- **PROBLEM REQUIREMENTS**
Print each line of the listing once more, precisely as given.

◇ ◇ ◇ ◇ ◇ ◇ ◇

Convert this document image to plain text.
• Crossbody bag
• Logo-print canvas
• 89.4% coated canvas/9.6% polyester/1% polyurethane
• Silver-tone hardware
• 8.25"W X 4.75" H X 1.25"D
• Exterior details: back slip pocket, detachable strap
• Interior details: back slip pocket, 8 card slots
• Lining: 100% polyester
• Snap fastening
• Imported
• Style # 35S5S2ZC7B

◇ ◇ ◇ ◇ ◇ ◇ ◇

- **EXERCISE OUTPUT**
Convert this document image to plain text.
• Crossbody bag
• Logo-print canvas
• 89.4% coated canvas/9.6% polyester/1% polyurethane
• Silver-tone hardware
• 8.25"W X 4.75" H X 1.25"D
• Exterior details: back slip pocket, detachable strap
• Interior details: back slip pocket, 8 card slots
• Lining: 100% polyester
• Snap fastening
• Imported
• Style # 35S5S2ZC7B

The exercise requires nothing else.